◆ EXCERPTED RECORDS:
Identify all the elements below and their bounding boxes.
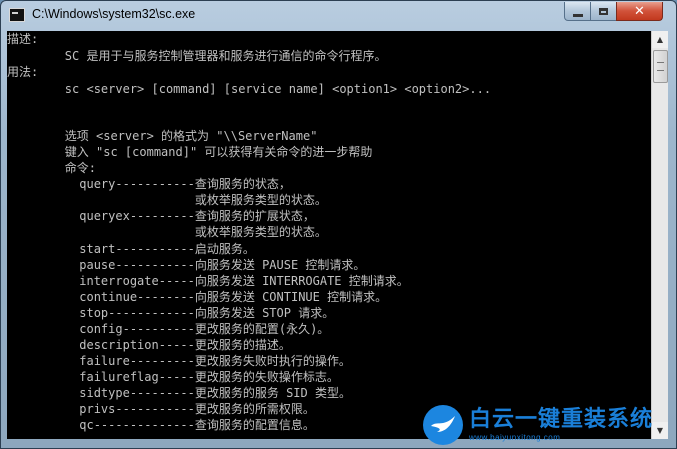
---
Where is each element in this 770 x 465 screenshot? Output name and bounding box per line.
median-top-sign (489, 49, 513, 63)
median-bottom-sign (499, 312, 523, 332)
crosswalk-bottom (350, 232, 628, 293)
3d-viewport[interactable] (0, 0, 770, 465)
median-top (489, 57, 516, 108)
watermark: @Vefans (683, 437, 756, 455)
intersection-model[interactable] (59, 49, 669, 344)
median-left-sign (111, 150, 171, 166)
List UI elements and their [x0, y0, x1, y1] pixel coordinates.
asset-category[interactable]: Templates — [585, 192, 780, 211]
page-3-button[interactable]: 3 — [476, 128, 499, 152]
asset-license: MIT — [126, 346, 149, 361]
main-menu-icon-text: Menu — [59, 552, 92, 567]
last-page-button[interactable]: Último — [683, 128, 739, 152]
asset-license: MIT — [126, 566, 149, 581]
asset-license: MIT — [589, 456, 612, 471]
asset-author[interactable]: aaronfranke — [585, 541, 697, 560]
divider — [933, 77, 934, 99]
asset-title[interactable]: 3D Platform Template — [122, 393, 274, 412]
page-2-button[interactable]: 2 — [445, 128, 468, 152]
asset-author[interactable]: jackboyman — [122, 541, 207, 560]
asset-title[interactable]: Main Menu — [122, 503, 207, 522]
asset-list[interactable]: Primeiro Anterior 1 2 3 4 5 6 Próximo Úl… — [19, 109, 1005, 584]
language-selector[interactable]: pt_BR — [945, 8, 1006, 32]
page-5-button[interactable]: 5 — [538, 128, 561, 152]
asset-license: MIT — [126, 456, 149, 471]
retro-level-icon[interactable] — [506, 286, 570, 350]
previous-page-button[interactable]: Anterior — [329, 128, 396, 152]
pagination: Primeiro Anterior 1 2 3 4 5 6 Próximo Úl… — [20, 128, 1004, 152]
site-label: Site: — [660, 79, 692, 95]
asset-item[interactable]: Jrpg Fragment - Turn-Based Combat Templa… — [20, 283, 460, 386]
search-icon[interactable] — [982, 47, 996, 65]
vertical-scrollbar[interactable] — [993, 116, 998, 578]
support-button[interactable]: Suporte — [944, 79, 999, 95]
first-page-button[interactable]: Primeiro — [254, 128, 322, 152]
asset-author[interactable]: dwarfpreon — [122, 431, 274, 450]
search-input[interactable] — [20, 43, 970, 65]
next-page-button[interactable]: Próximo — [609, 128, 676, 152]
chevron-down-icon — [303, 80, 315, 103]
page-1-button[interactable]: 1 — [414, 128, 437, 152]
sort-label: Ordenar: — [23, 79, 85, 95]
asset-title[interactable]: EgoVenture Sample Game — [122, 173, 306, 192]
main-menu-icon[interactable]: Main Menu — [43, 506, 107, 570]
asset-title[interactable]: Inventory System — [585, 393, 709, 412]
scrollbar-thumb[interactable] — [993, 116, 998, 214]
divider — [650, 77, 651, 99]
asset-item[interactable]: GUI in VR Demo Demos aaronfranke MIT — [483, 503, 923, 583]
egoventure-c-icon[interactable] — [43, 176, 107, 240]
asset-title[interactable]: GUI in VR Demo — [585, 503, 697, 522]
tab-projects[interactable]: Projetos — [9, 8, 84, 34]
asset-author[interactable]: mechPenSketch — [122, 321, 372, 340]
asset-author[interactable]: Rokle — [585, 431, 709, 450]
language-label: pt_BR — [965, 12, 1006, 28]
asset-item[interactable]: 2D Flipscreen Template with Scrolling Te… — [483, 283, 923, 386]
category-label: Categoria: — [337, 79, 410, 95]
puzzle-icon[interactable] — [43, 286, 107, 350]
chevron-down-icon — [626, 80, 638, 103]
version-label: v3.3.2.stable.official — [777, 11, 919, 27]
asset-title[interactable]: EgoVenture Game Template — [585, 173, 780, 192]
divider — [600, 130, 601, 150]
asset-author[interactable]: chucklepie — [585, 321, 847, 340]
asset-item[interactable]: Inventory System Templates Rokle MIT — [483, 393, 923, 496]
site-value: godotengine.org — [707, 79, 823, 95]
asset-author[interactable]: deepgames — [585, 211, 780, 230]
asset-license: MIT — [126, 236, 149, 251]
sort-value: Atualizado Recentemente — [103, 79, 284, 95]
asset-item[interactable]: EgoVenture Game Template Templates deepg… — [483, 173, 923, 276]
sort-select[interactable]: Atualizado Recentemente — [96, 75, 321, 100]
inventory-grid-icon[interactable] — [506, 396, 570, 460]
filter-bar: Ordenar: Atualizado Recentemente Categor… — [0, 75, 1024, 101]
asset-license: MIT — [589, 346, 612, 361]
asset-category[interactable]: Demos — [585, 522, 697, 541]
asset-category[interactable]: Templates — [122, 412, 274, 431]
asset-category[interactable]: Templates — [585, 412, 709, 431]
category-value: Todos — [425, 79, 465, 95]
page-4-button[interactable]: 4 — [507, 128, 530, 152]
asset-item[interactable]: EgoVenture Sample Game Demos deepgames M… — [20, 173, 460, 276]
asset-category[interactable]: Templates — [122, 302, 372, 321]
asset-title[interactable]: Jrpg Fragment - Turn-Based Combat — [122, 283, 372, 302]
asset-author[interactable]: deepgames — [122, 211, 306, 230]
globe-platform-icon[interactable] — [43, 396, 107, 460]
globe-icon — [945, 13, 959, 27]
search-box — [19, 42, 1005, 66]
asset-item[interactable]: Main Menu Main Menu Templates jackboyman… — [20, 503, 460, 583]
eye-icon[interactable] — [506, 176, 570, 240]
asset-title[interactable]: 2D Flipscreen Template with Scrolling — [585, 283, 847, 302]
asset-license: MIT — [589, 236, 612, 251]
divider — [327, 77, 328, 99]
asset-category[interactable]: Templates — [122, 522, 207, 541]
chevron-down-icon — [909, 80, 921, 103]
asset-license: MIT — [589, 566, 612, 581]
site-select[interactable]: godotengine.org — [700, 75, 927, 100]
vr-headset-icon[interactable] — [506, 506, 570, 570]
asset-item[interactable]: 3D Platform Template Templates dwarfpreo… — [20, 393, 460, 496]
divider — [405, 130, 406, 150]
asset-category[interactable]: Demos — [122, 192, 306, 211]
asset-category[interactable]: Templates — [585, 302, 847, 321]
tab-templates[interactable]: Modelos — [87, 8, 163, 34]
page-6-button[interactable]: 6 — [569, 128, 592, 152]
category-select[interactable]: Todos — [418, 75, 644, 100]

◆ TASK STATEMENT: Rewrite the data from the line with "List UI elements" up to and including the line with "asset-title[interactable]: 3D Platform", swapping "MIT" for "Apache-2.0" and keeping everything else the same.

◆ RESULT:
List UI elements and their [x0, y0, x1, y1] pixel coordinates.
asset-category[interactable]: Templates — [585, 192, 780, 211]
page-3-button[interactable]: 3 — [476, 128, 499, 152]
asset-license: Apache-2.0 — [126, 346, 149, 361]
main-menu-icon-text: Menu — [59, 552, 92, 567]
last-page-button[interactable]: Último — [683, 128, 739, 152]
asset-license: Apache-2.0 — [126, 566, 149, 581]
asset-license: Apache-2.0 — [589, 456, 612, 471]
asset-author[interactable]: aaronfranke — [585, 541, 697, 560]
divider — [933, 77, 934, 99]
asset-title[interactable]: 3D Platform Template — [122, 393, 274, 412]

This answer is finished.